◆ **SHORT PROBLEM**
Return the lines of the items below verbatim, from the very first line up to and including the line that contains "- intro-line: внимание".

Region annotation records:

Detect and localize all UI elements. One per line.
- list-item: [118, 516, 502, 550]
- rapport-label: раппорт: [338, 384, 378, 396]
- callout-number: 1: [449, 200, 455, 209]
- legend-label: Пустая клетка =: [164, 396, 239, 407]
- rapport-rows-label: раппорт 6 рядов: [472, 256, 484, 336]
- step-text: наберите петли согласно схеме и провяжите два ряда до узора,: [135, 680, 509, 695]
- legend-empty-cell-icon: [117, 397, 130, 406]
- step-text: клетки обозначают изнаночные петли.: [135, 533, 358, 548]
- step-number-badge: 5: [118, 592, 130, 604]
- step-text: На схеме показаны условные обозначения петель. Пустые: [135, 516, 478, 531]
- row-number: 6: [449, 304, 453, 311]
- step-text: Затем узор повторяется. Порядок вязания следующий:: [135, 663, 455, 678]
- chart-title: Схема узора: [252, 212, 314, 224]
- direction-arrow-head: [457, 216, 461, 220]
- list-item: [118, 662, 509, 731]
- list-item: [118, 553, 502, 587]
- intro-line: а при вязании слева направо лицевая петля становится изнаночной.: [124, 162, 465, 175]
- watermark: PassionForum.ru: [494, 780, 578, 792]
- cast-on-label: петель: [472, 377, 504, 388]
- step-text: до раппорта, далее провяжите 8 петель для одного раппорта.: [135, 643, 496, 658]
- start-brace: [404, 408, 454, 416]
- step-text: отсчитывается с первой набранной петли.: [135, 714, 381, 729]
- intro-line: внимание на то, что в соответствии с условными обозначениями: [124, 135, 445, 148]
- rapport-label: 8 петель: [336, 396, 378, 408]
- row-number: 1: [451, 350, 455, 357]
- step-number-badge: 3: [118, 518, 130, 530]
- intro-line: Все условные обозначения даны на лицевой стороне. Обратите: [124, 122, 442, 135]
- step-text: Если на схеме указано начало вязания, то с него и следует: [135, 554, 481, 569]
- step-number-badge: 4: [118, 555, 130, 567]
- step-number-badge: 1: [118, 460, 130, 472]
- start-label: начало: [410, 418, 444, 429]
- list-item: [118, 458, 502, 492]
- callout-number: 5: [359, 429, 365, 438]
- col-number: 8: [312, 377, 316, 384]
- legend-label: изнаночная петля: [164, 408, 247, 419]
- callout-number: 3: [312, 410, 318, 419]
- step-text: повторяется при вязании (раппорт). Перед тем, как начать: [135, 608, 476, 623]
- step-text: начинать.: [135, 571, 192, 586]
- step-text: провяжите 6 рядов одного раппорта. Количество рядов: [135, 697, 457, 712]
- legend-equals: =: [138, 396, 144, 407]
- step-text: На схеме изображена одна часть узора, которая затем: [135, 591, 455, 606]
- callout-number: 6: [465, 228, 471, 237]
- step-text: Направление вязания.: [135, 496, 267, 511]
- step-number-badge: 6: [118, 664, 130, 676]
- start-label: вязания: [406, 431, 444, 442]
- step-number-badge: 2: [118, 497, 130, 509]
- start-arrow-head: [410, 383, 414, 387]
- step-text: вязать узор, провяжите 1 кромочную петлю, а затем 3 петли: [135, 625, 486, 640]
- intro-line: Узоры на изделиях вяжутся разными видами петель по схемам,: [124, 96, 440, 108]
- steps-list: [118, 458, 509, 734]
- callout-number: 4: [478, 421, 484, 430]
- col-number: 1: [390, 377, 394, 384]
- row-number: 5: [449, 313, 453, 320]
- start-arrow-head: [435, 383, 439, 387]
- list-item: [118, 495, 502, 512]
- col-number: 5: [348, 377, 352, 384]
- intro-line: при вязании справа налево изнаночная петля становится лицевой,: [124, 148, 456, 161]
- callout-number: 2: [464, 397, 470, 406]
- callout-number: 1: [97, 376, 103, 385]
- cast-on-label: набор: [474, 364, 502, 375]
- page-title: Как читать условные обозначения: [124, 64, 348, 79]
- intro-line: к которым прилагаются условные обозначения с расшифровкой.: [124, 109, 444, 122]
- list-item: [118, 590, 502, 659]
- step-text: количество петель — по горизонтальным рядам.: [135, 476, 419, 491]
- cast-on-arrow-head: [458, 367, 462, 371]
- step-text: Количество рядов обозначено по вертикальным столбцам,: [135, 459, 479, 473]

◆ **RESPONSE BELOW**
Detect and localize all UI elements. One per line.
- list-item: [118, 516, 502, 550]
- rapport-label: раппорт: [338, 384, 378, 396]
- callout-number: 1: [449, 200, 455, 209]
- legend-label: Пустая клетка =: [164, 396, 239, 407]
- rapport-rows-label: раппорт 6 рядов: [472, 256, 484, 336]
- step-text: наберите петли согласно схеме и провяжите два ряда до узора,: [135, 680, 509, 695]
- legend-empty-cell-icon: [117, 397, 130, 406]
- step-text: клетки обозначают изнаночные петли.: [135, 533, 358, 548]
- step-number-badge: 5: [118, 592, 130, 604]
- step-text: На схеме показаны условные обозначения петель. Пустые: [135, 516, 478, 531]
- row-number: 6: [449, 304, 453, 311]
- step-text: Затем узор повторяется. Порядок вязания следующий:: [135, 663, 455, 678]
- chart-title: Схема узора: [252, 212, 314, 224]
- direction-arrow-head: [457, 216, 461, 220]
- list-item: [118, 662, 509, 731]
- list-item: [118, 553, 502, 587]
- intro-line: а при вязании слева направо лицевая петля становится изнаночной.: [124, 162, 465, 175]
- watermark: PassionForum.ru: [494, 780, 578, 792]
- cast-on-label: петель: [472, 377, 504, 388]
- step-text: до раппорта, далее провяжите 8 петель для одного раппорта.: [135, 643, 496, 658]
- start-brace: [404, 408, 454, 416]
- step-text: отсчитывается с первой набранной петли.: [135, 714, 381, 729]
- intro-line: внимание на то, что в соответствии с условными обозначениями: [124, 135, 445, 148]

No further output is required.